Some records:
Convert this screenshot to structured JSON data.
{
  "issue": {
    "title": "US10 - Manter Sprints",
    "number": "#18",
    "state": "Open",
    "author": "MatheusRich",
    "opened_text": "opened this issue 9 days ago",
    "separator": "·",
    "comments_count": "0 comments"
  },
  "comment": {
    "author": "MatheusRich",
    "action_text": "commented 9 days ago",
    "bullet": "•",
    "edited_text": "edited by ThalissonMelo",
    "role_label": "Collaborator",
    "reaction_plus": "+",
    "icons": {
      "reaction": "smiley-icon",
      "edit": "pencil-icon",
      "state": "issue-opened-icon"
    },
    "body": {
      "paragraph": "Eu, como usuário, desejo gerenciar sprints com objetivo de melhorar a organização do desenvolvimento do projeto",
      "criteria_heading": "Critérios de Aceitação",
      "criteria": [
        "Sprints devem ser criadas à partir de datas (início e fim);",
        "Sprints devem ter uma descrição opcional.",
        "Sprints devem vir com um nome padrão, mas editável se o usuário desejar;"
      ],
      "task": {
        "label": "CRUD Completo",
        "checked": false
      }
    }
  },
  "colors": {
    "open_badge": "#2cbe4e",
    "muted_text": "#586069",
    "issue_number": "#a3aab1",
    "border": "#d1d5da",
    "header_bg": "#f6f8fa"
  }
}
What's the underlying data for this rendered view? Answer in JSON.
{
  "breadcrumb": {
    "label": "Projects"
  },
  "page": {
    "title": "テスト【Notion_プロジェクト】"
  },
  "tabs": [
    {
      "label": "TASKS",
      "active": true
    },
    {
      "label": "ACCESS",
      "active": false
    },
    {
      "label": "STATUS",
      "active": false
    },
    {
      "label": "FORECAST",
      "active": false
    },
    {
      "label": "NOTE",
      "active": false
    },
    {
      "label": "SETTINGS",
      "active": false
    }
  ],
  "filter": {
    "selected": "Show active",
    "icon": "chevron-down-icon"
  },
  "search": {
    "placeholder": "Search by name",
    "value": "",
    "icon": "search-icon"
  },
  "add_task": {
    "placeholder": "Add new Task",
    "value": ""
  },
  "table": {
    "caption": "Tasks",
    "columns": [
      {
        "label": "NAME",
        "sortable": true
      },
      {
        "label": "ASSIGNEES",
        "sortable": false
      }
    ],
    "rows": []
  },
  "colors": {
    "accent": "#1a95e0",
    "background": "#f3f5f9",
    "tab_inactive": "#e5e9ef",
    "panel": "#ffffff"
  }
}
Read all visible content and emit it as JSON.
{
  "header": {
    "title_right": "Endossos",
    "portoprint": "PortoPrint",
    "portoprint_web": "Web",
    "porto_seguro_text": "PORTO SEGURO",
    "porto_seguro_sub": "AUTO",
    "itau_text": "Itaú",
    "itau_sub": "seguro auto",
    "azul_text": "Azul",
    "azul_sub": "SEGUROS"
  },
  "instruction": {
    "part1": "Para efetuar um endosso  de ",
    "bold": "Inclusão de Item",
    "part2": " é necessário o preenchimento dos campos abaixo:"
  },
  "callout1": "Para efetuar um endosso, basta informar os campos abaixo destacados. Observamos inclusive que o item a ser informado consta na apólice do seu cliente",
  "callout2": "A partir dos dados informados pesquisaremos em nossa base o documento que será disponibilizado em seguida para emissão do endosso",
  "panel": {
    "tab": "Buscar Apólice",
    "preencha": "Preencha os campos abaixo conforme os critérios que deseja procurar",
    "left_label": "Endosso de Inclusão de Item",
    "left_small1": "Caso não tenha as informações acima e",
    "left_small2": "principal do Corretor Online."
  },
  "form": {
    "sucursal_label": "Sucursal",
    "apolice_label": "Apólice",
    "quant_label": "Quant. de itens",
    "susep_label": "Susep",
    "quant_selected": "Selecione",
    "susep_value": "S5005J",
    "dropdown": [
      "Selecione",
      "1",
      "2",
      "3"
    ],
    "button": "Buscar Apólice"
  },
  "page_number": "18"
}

Direction: Return all of the data exactly as it reads.

Answer for the task:
Convert this screenshot to structured JSON data.
{
  "issue": {
    "title": "US10 - Manter Sprints",
    "number": "#18",
    "state": "Open",
    "author": "MatheusRich",
    "opened_text": "opened this issue 9 days ago",
    "separator": "·",
    "comments_count": "0 comments"
  },
  "comment": {
    "author": "MatheusRich",
    "action_text": "commented 9 days ago",
    "bullet": "•",
    "edited_text": "edited by ThalissonMelo",
    "role_label": "Collaborator",
    "reaction_plus": "+",
    "icons": {
      "reaction": "smiley-icon",
      "edit": "pencil-icon",
      "state": "issue-opened-icon"
    },
    "body": {
      "paragraph": "Eu, como usuário, desejo gerenciar sprints com objetivo de melhorar a organização do desenvolvimento do projeto",
      "criteria_heading": "Critérios de Aceitação",
      "criteria": [
        "Sprints devem ser criadas à partir de datas (início e fim);",
        "Sprints devem ter uma descrição opcional.",
        "Sprints devem vir com um nome padrão, mas editável se o usuário desejar;"
      ],
      "task": {
        "label": "CRUD Completo",
        "checked": false
      }
    }
  },
  "colors": {
    "open_badge": "#2cbe4e",
    "muted_text": "#586069",
    "issue_number": "#a3aab1",
    "border": "#d1d5da",
    "header_bg": "#f6f8fa"
  }
}
What's the underlying data for this rendered view? Answer in JSON.
{
  "breadcrumb": {
    "label": "Projects"
  },
  "page": {
    "title": "テスト【Notion_プロジェクト】"
  },
  "tabs": [
    {
      "label": "TASKS",
      "active": true
    },
    {
      "label": "ACCESS",
      "active": false
    },
    {
      "label": "STATUS",
      "active": false
    },
    {
      "label": "FORECAST",
      "active": false
    },
    {
      "label": "NOTE",
      "active": false
    },
    {
      "label": "SETTINGS",
      "active": false
    }
  ],
  "filter": {
    "selected": "Show active",
    "icon": "chevron-down-icon"
  },
  "search": {
    "placeholder": "Search by name",
    "value": "",
    "icon": "search-icon"
  },
  "add_task": {
    "placeholder": "Add new Task",
    "value": ""
  },
  "table": {
    "caption": "Tasks",
    "columns": [
      {
        "label": "NAME",
        "sortable": true
      },
      {
        "label": "ASSIGNEES",
        "sortable": false
      }
    ],
    "rows": []
  },
  "colors": {
    "accent": "#1a95e0",
    "background": "#f3f5f9",
    "tab_inactive": "#e5e9ef",
    "panel": "#ffffff"
  }
}
Read all visible content and emit it as JSON.
{
  "header": {
    "title_right": "Endossos",
    "portoprint": "PortoPrint",
    "portoprint_web": "Web",
    "porto_seguro_text": "PORTO SEGURO",
    "porto_seguro_sub": "AUTO",
    "itau_text": "Itaú",
    "itau_sub": "seguro auto",
    "azul_text": "Azul",
    "azul_sub": "SEGUROS"
  },
  "instruction": {
    "part1": "Para efetuar um endosso  de ",
    "bold": "Inclusão de Item",
    "part2": " é necessário o preenchimento dos campos abaixo:"
  },
  "callout1": "Para efetuar um endosso, basta informar os campos abaixo destacados. Observamos inclusive que o item a ser informado consta na apólice do seu cliente",
  "callout2": "A partir dos dados informados pesquisaremos em nossa base o documento que será disponibilizado em seguida para emissão do endosso",
  "panel": {
    "tab": "Buscar Apólice",
    "preencha": "Preencha os campos abaixo conforme os critérios que deseja procurar",
    "left_label": "Endosso de Inclusão de Item",
    "left_small1": "Caso não tenha as informações acima e",
    "left_small2": "principal do Corretor Online."
  },
  "form": {
    "sucursal_label": "Sucursal",
    "apolice_label": "Apólice",
    "quant_label": "Quant. de itens",
    "susep_label": "Susep",
    "quant_selected": "Selecione",
    "susep_value": "S5005J",
    "dropdown": [
      "Selecione",
      "1",
      "2",
      "3"
    ],
    "button": "Buscar Apólice"
  },
  "page_number": "18"
}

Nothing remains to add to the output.